- Extrait à lire -
┌──
Publi-information - - Droit

EURL : Mise en sommeil d'une EURL

La mise en sommeil d'une EURL correspond à la cessation volontaire et temporaire de l'activité d'une société sans procéder à la dissolution et liquidation de celle-ci. La société sera donc juridiquement active mais économiquement endormie. Elle ne doit pas dépasser 2 ans où elle risque d'être radiée d'office.

La décision de mise en sommeil

La mise en sommeil d'une EURL ne peut être décidée uniquement par le gérant qui est le représentant légal de l'EURL. Il n'est pas obligatoire d'organiser une assemblée générale réunissant les associés pour valider la mise en sommeil de la société. Cependant, le gérant ou président de l'EURL peut solliciter la décision de l'associé ou de l'actionnaire unique.

Les procédures de mise en sommeil d'une EURL

La déclaration de cessation temporaire d'activité doit être effectuée dans un délai d'un mois maximum à compter de la date de la décision de mise en sommeil prise par le gérant.

Plusieurs formalités sont à réaliser par le dirigeant de l'EURL :

  1. Déclaration de mise en sommeil auprès du Centre de formalités des entreprises (CFE)
    La déclaration de mise en sommeil donne lieu à une inscription modificative au Registre du Commerce et des Sociétés (RCS). Le gérant doit transmettre un formulaire M2 de déclaration de modification, dûment rempli et signé par celui-ci.
  2. Insertion automatique au Bulletin officiel des annonces civiles et commerciales
    L'insertion automatique de mise en sommeil au Bulletin officiel des annonces civiles et commerciales (BODACC) par le greffe du Tribunal de commerce rend la mise en sommeil de la société opposable aux tiers.
  3. Insertion d'un avis de mise en sommeil dans un journal d'annonces légales
    Cette formalité est facultative.

Le coût d'une mise en sommeil

Le montant du coût de la mise en sommeil d'une EURL intègre les frais d'insertion au BODACC, les émoluments (rémunération des avocats et des officiers ministériels) du greffe, les frais de l'Institut National de la Propriété Intellectuelle (INPI) ainsi que la TVA. Le prix

s'élève à 104,34 € pour une EURL et le paiement doit être effectué au greffe du Tribunal de Commerce.

Le fonctionnement d'une EURL pendant la mise en sommeil

Vie juridique de l'EURL pendant la mise en sommeil

Durant la mise en sommeil d'une EURL, la société fonctionne normalement sur le plan juridique. Son représentant légal doit continuer d'établir les comptes annuels à la clôture des exercices et de convoquer l'assemblée générale annuel des associés.
└──
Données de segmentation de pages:
┌──
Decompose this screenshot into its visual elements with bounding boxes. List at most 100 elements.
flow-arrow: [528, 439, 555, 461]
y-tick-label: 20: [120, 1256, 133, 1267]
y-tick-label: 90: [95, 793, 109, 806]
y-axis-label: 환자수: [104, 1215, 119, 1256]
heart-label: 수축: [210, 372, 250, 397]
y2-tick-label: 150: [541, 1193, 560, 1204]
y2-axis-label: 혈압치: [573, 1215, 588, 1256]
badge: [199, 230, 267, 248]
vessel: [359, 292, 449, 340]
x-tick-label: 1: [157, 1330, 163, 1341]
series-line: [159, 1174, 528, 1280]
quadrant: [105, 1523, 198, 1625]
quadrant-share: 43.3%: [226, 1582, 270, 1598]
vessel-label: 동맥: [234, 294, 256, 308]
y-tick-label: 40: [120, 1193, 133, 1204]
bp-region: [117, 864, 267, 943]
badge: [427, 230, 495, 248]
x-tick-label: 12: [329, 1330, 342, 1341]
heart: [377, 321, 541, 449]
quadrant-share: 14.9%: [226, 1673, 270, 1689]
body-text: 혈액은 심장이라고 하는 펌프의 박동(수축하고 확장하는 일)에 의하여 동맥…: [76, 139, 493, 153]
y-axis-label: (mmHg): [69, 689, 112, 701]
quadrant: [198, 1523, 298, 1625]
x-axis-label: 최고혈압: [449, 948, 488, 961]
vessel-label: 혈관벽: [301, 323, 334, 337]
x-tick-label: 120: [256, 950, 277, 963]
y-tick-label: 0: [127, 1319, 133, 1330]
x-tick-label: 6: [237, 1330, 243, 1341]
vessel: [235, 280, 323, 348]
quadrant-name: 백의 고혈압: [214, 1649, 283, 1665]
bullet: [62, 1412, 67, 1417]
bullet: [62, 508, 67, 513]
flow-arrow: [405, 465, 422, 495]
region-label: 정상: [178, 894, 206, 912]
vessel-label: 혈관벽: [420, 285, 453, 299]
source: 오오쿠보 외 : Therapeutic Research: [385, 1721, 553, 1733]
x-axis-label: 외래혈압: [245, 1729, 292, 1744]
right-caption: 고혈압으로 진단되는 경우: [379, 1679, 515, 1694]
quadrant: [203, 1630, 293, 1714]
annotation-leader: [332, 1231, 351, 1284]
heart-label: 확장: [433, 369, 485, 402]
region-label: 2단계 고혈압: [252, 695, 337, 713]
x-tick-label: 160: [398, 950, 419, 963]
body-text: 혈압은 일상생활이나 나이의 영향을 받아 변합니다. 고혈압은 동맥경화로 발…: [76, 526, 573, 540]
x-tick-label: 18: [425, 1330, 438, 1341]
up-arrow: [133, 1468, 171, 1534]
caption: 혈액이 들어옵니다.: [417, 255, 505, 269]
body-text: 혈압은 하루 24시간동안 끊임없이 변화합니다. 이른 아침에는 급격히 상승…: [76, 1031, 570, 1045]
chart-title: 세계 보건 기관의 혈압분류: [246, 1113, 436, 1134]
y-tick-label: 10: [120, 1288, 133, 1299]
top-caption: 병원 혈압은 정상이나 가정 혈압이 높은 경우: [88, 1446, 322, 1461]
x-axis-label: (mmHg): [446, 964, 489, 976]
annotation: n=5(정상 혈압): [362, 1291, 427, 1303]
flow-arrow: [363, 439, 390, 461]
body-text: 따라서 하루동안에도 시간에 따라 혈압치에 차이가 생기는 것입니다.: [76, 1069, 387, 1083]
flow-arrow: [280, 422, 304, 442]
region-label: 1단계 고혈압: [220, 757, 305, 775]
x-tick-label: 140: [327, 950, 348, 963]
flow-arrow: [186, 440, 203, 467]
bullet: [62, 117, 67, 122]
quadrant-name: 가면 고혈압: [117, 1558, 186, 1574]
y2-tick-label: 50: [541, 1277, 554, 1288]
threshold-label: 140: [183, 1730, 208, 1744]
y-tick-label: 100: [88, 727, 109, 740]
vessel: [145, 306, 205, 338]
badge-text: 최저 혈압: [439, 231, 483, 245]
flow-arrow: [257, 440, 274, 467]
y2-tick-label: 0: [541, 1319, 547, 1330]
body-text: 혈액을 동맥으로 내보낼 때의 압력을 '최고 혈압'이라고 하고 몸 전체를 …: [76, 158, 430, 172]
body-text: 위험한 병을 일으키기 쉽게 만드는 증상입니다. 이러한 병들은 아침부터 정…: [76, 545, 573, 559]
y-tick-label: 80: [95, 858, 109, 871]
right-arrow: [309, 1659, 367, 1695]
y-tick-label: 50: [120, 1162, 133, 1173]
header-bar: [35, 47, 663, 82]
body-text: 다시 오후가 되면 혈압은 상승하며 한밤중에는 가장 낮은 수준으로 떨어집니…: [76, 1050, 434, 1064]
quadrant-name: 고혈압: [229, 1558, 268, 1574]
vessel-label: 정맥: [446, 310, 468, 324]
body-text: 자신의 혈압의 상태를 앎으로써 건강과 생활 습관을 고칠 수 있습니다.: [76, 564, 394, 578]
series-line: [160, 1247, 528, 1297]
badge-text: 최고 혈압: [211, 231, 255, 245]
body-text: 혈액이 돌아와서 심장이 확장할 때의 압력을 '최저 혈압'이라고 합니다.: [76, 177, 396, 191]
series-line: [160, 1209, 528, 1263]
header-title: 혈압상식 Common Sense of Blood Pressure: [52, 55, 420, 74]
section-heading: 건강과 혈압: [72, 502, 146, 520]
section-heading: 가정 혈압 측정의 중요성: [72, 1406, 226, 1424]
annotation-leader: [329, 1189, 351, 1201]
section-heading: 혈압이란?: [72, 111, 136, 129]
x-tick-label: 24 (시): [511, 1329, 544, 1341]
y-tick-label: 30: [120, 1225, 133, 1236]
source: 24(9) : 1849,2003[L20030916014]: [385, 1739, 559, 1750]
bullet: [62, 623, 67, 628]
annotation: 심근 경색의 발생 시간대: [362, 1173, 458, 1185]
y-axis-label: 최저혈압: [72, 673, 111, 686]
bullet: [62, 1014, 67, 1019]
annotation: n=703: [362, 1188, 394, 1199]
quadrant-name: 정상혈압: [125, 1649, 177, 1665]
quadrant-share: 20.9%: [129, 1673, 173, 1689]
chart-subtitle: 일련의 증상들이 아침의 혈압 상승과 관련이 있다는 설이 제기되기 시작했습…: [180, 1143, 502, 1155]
└──
- Travail à faire -
A - Recopiez l'extrait sur la mise en sommeil d'une EURL à partir de « Plusieurs formalités sont » jusqu'à « des entreprises (CFE) » inclus.
B - Répondez brièvement à ces questions à l'aide de l'extrait sur la mise en sommeil d'une EURL :
(i) Quelle durée la mise en sommeil ne doit-elle pas dépasser sous peine de radiation d'office ?
(ii) Dans quel délai la déclaration de cessation temporaire d'activité doit-elle être effectuée ?
(iii) À combien s'élève le prix de la mise en sommeil pour une EURL ?
C - Poursuivez l'extrait sur la mise en sommeil d'une EURL à la suite de sa dernière phrase.

- Corrigé -
A -
Plusieurs formalités sont à réaliser par le dirigeant de l'EURL :

  1. Déclaration de mise en sommeil auprès du Centre de formalités des entreprises (CFE)

B -
(i) 2 ans.
(ii) Dans un délai d'un mois maximum à compter de la date de la décision de mise en sommeil prise par le gérant.
(iii) 104,34 €.

C -
Régime fiscal

L'EURL mise en sommeil ne réalise plus de chiffre d'affaires et doit donc remplir une déclaration de résultats en inscrivant la mention « néant » puis la déposer au service des impôts.

L'EURL n'est plus redevable de la TVA pendant sa mise en sommeil. Elle est dispensée de déclaration ainsi que de paiement et n'est donc plus tenue d'envoyer ses déclarations mensuelles ou trimestrielles au service des impôts des entreprises.

Concernant la cotisation foncière des entreprise, l'EURL en est exonérée qu'après 12 mois de mise en sommeil.

Régime social

Le gérant de l'EURL reste affilié au régime social dont il dépendait avant la mise en sommeil de la société. Il doit continuer de verser des cotisations sociales ainsi que les charges salariales des salariés pendant cette période.

La fin d'une mise en sommeil

Lorsque la période de mise en sommeil de l'EURL est terminée, le représentant légal doit déposer une nouvelle inscription modificative au registre du commerce et des sociétés. Elle peut faire état de trois cas :

  • La reprise de l'activité (réactivation de la société) ;
  • La cessation définitive de l'activité (auquel cas il faudra procéder à la dissolution et liquidation de la société) ;
  • La cession de l'activité.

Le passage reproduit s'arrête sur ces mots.